▶ REQUIRED TASK:
Output each entry that follows exactly. Images stay out.

▶ PROVIDED DATA:
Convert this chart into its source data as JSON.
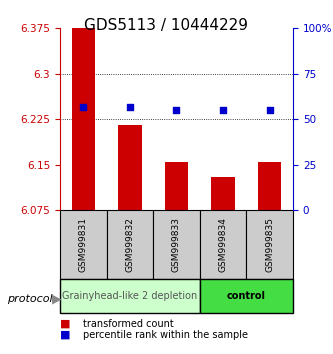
{
  "title": "GDS5113 / 10444229",
  "samples": [
    "GSM999831",
    "GSM999832",
    "GSM999833",
    "GSM999834",
    "GSM999835"
  ],
  "bar_values": [
    6.375,
    6.215,
    6.155,
    6.13,
    6.155
  ],
  "bar_bottom": 6.075,
  "percentile_values": [
    57,
    57,
    55,
    55,
    55
  ],
  "percentile_max": 100,
  "ylim": [
    6.075,
    6.375
  ],
  "y_ticks": [
    6.075,
    6.15,
    6.225,
    6.3,
    6.375
  ],
  "y_tick_labels": [
    "6.075",
    "6.15",
    "6.225",
    "6.3",
    "6.375"
  ],
  "right_yticks": [
    0,
    25,
    50,
    75,
    100
  ],
  "right_ytick_labels": [
    "0",
    "25",
    "50",
    "75",
    "100%"
  ],
  "bar_color": "#cc0000",
  "percentile_color": "#0000cc",
  "group1_label": "Grainyhead-like 2 depletion",
  "group2_label": "control",
  "group1_color": "#ccffcc",
  "group2_color": "#44dd44",
  "group1_samples": [
    0,
    1,
    2
  ],
  "group2_samples": [
    3,
    4
  ],
  "protocol_label": "protocol",
  "xlabel_color": "#cc0000",
  "right_axis_color": "#0000cc",
  "background_color": "#ffffff",
  "grid_color": "#000000",
  "title_fontsize": 11,
  "tick_fontsize": 7.5,
  "sample_fontsize": 6.5,
  "group_fontsize": 7,
  "legend_fontsize": 7
}
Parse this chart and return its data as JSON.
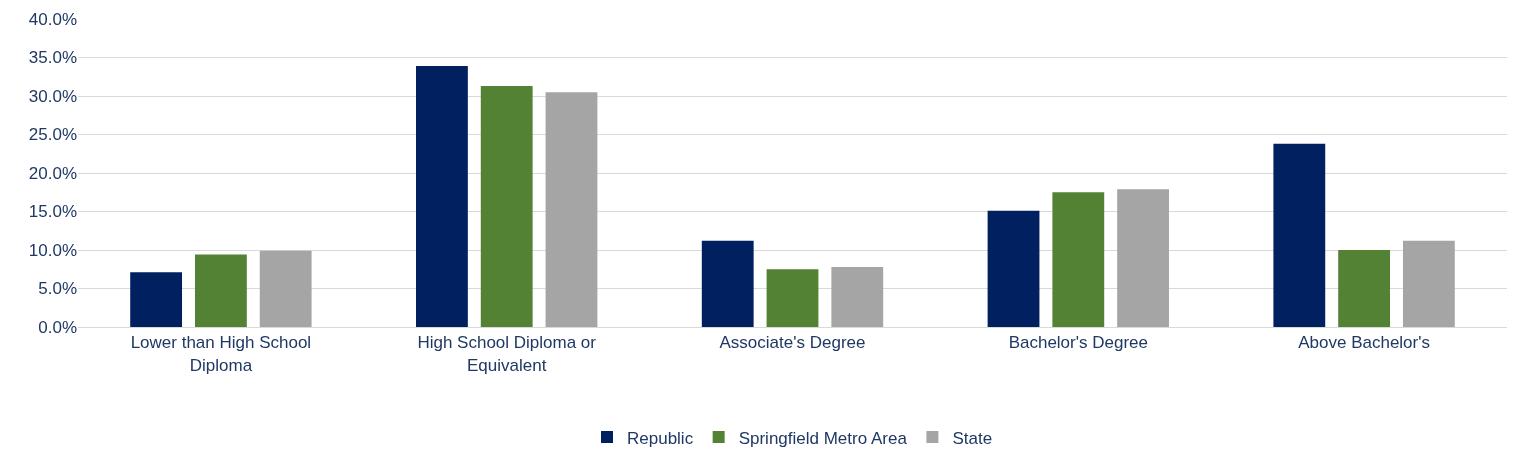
{
  "chart_data": {
    "type": "bar",
    "categories": [
      "Lower than High School Diploma",
      "High School Diploma or Equivalent",
      "Associate's Degree",
      "Bachelor's Degree",
      "Above Bachelor's"
    ],
    "series": [
      {
        "name": "Republic",
        "color": "#002060",
        "values": [
          7.1,
          33.9,
          11.2,
          15.1,
          23.8
        ]
      },
      {
        "name": "Springfield Metro Area",
        "color": "#548235",
        "values": [
          9.4,
          31.3,
          7.5,
          17.5,
          10.0
        ]
      },
      {
        "name": "State",
        "color": "#a5a5a5",
        "values": [
          9.9,
          30.5,
          7.8,
          17.9,
          11.2
        ]
      }
    ],
    "ylim": [
      0,
      40
    ],
    "yticks": [
      {
        "value": 0,
        "label": "0.0%"
      },
      {
        "value": 5,
        "label": "5.0%"
      },
      {
        "value": 10,
        "label": "10.0%"
      },
      {
        "value": 15,
        "label": "15.0%"
      },
      {
        "value": 20,
        "label": "20.0%"
      },
      {
        "value": 25,
        "label": "25.0%"
      },
      {
        "value": 30,
        "label": "30.0%"
      },
      {
        "value": 35,
        "label": "35.0%"
      },
      {
        "value": 40,
        "label": "40.0%"
      }
    ],
    "grid": "y",
    "legend": "bottom"
  }
}
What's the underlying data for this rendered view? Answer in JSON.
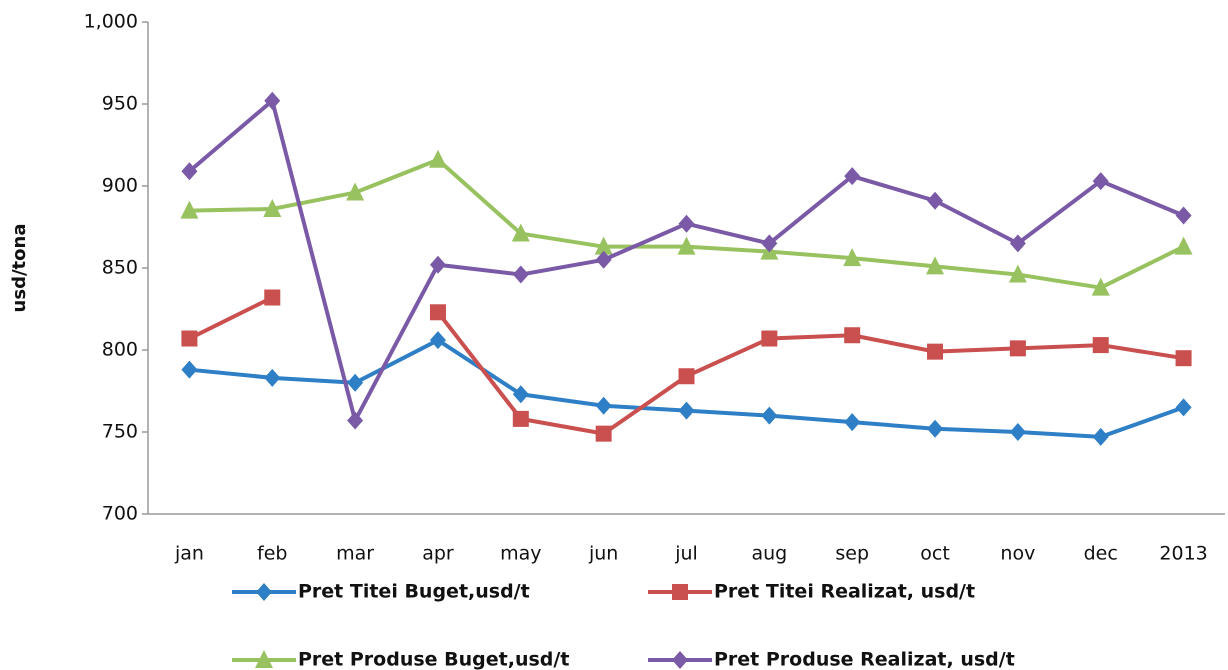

▶ SOLVED EXERCISE:
Convert this chart into its source data as JSON.
{
  "title": "GDS5113 / 10444229",
  "samples": [
    "GSM999831",
    "GSM999832",
    "GSM999833",
    "GSM999834",
    "GSM999835"
  ],
  "bar_values": [
    6.375,
    6.215,
    6.155,
    6.13,
    6.155
  ],
  "bar_bottom": 6.075,
  "percentile_values": [
    57,
    57,
    55,
    55,
    55
  ],
  "percentile_max": 100,
  "ylim": [
    6.075,
    6.375
  ],
  "y_ticks": [
    6.075,
    6.15,
    6.225,
    6.3,
    6.375
  ],
  "y_tick_labels": [
    "6.075",
    "6.15",
    "6.225",
    "6.3",
    "6.375"
  ],
  "right_yticks": [
    0,
    25,
    50,
    75,
    100
  ],
  "right_ytick_labels": [
    "0",
    "25",
    "50",
    "75",
    "100%"
  ],
  "bar_color": "#cc0000",
  "percentile_color": "#0000cc",
  "group1_label": "Grainyhead-like 2 depletion",
  "group2_label": "control",
  "group1_color": "#ccffcc",
  "group2_color": "#44dd44",
  "group1_samples": [
    0,
    1,
    2
  ],
  "group2_samples": [
    3,
    4
  ],
  "protocol_label": "protocol",
  "xlabel_color": "#cc0000",
  "right_axis_color": "#0000cc",
  "background_color": "#ffffff",
  "grid_color": "#000000",
  "title_fontsize": 11,
  "tick_fontsize": 7.5,
  "sample_fontsize": 6.5,
  "group_fontsize": 7,
  "legend_fontsize": 7
}
Parse this chart and return its data as JSON.
{
  "chart_data": {
    "type": "bar",
    "categories": [
      "Lower than High School Diploma",
      "High School Diploma or Equivalent",
      "Associate's Degree",
      "Bachelor's Degree",
      "Above Bachelor's"
    ],
    "series": [
      {
        "name": "Republic",
        "color": "#002060",
        "values": [
          7.1,
          33.9,
          11.2,
          15.1,
          23.8
        ]
      },
      {
        "name": "Springfield Metro Area",
        "color": "#548235",
        "values": [
          9.4,
          31.3,
          7.5,
          17.5,
          10.0
        ]
      },
      {
        "name": "State",
        "color": "#a5a5a5",
        "values": [
          9.9,
          30.5,
          7.8,
          17.9,
          11.2
        ]
      }
    ],
    "ylim": [
      0,
      40
    ],
    "yticks": [
      {
        "value": 0,
        "label": "0.0%"
      },
      {
        "value": 5,
        "label": "5.0%"
      },
      {
        "value": 10,
        "label": "10.0%"
      },
      {
        "value": 15,
        "label": "15.0%"
      },
      {
        "value": 20,
        "label": "20.0%"
      },
      {
        "value": 25,
        "label": "25.0%"
      },
      {
        "value": 30,
        "label": "30.0%"
      },
      {
        "value": 35,
        "label": "35.0%"
      },
      {
        "value": 40,
        "label": "40.0%"
      }
    ],
    "grid": "y",
    "legend": "bottom"
  }
}
What's the underlying data for this rendered view? Answer in JSON.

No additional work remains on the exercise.